Narrow the data below down to the lines containing "ядра".

■ DATA IN THIS EXERCISE
________________

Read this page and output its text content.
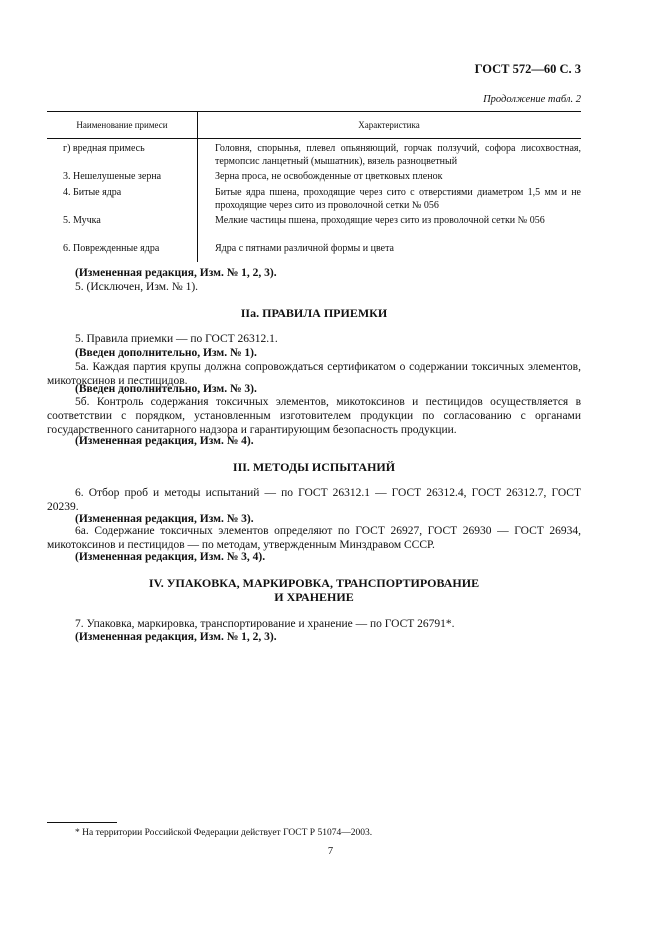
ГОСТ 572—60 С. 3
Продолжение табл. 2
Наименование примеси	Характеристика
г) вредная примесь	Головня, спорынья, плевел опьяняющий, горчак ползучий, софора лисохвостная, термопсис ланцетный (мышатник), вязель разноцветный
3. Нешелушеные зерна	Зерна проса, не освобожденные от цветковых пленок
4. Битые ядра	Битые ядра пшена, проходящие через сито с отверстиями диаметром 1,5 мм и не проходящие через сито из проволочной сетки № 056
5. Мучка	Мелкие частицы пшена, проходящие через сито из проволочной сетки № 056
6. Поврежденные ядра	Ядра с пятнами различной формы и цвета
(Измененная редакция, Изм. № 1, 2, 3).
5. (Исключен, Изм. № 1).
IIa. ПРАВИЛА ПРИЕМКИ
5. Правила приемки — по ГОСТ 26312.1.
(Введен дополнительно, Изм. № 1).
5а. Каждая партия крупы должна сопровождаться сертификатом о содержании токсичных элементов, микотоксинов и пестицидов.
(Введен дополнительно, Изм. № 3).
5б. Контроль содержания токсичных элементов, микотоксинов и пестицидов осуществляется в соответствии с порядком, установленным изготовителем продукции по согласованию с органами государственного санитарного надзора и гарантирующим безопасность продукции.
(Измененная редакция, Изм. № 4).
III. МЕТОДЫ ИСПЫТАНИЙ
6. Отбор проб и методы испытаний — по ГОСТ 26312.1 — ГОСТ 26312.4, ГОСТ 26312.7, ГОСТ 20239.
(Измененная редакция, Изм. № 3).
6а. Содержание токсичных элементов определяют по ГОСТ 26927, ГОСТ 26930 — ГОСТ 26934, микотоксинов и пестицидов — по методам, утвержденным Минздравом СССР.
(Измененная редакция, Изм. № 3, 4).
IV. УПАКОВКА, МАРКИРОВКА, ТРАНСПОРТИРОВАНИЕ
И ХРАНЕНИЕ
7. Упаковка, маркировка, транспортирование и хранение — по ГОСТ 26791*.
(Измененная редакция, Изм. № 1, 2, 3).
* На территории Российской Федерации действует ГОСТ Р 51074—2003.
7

________________

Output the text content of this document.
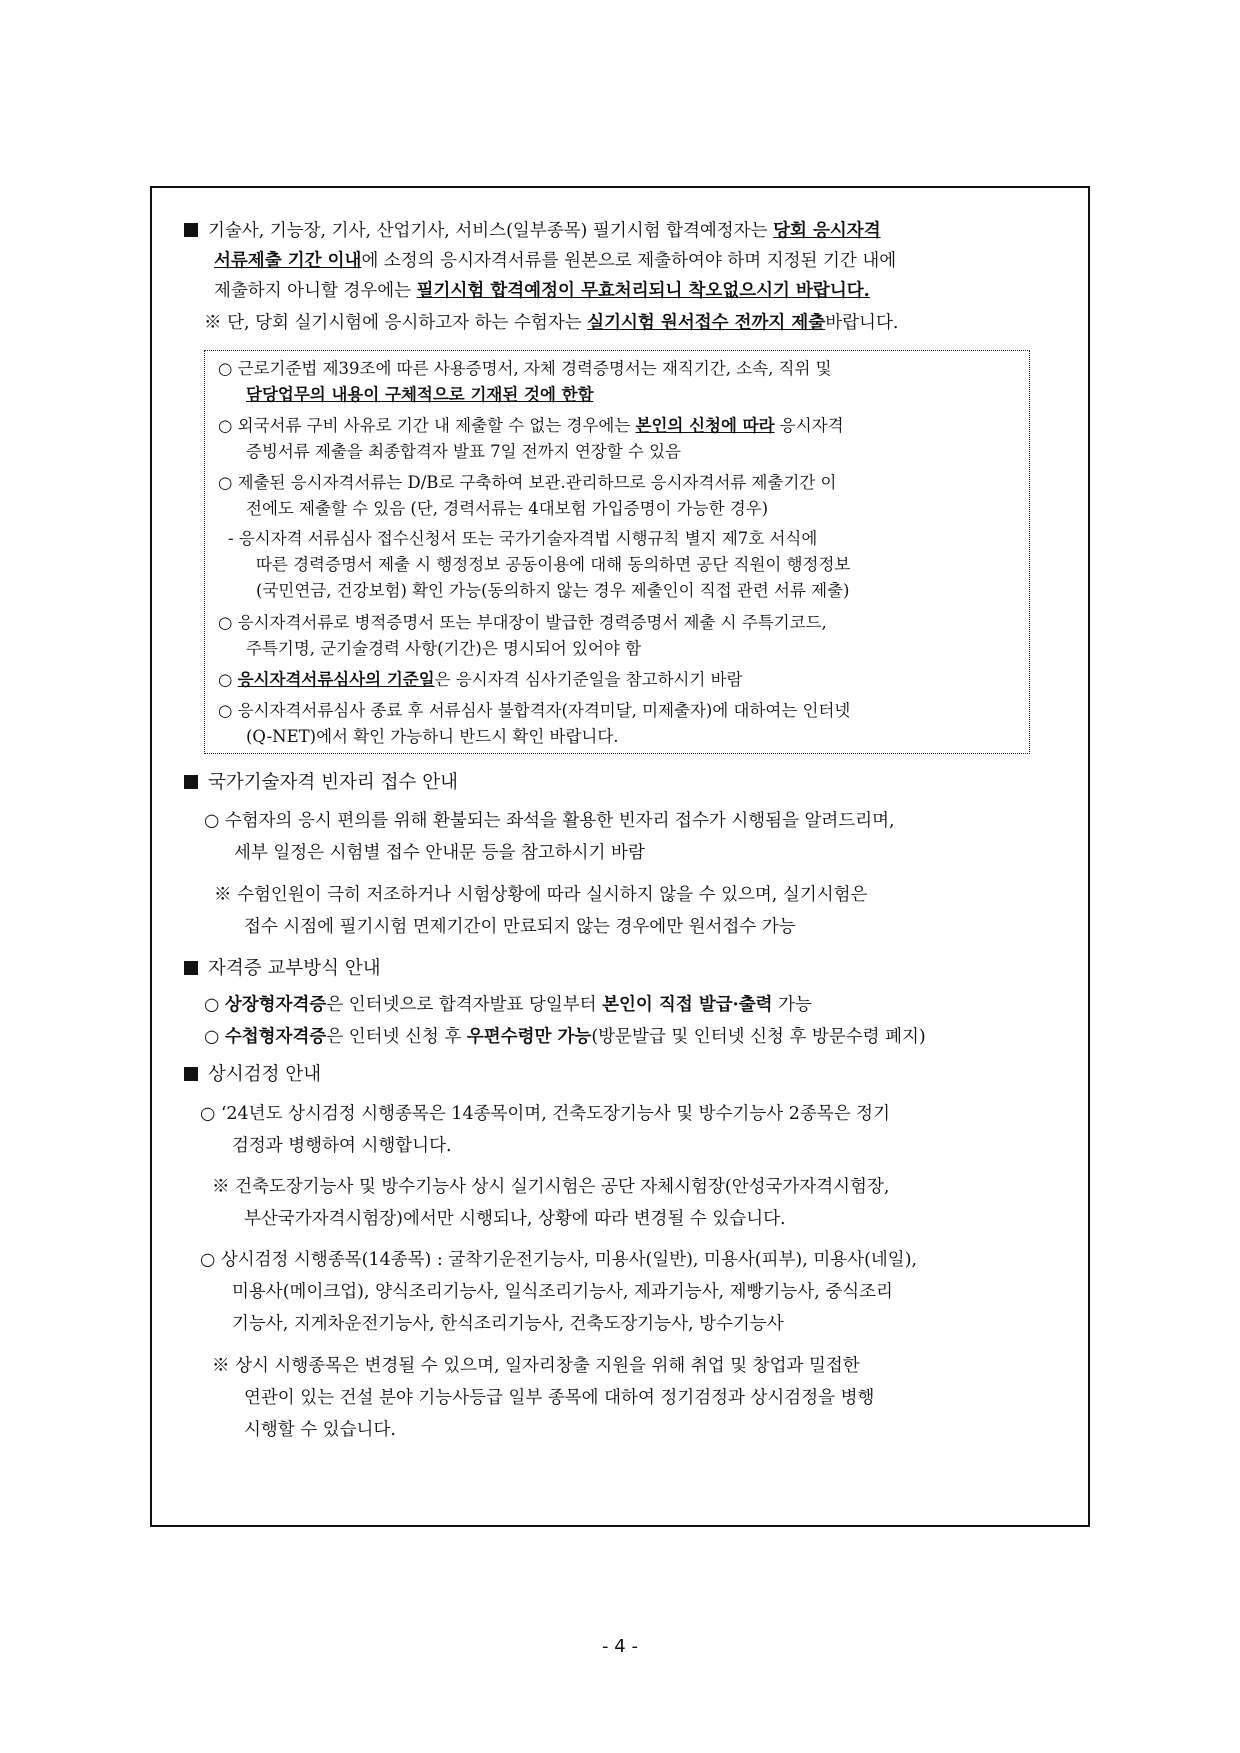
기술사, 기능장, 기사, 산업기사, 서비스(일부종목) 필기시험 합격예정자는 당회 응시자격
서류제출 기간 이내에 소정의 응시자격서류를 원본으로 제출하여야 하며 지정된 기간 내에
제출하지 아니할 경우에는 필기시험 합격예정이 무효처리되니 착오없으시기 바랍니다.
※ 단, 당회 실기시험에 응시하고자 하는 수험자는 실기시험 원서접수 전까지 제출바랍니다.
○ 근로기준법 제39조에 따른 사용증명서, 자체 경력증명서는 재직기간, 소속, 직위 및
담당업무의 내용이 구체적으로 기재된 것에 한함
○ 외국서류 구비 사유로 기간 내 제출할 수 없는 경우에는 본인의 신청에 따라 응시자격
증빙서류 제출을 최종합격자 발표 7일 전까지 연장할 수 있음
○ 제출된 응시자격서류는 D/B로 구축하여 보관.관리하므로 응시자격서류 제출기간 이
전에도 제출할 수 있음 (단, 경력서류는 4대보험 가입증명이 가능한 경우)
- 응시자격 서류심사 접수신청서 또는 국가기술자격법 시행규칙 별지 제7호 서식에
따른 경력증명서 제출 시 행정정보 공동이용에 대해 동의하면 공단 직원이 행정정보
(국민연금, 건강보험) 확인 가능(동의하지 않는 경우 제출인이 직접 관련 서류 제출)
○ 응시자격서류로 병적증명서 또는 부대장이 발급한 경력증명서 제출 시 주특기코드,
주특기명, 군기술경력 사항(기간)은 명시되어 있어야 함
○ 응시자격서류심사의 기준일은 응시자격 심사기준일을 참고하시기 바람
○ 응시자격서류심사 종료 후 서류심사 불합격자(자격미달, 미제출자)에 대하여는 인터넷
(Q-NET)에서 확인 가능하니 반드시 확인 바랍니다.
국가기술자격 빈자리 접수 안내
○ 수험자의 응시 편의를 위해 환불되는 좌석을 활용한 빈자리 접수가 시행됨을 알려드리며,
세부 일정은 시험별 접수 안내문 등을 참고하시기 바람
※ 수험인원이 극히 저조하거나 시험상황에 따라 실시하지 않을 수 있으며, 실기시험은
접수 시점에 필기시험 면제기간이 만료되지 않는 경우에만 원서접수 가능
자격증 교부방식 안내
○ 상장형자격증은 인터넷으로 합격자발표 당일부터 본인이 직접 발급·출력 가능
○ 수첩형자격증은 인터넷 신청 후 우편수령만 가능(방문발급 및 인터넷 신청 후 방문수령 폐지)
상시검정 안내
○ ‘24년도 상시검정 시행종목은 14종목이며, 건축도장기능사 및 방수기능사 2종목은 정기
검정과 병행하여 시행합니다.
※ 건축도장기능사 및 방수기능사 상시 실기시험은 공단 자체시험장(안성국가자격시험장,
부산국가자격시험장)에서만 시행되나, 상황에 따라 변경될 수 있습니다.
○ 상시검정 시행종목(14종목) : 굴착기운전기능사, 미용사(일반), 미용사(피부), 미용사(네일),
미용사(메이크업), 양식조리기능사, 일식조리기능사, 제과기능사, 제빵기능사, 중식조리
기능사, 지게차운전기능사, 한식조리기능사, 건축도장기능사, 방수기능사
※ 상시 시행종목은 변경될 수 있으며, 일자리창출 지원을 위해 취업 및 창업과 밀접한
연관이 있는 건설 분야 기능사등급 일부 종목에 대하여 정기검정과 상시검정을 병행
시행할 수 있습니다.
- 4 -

________________

■ RESPONSE TO THIS TASK
4. Битые ядра	Битые ядра пшена, проходящие через сито с отверстиями диаметром 1,5 мм и не проходящие через сито из проволочной сетки № 056
6. Поврежденные ядра	Ядра с пятнами различной формы и цвета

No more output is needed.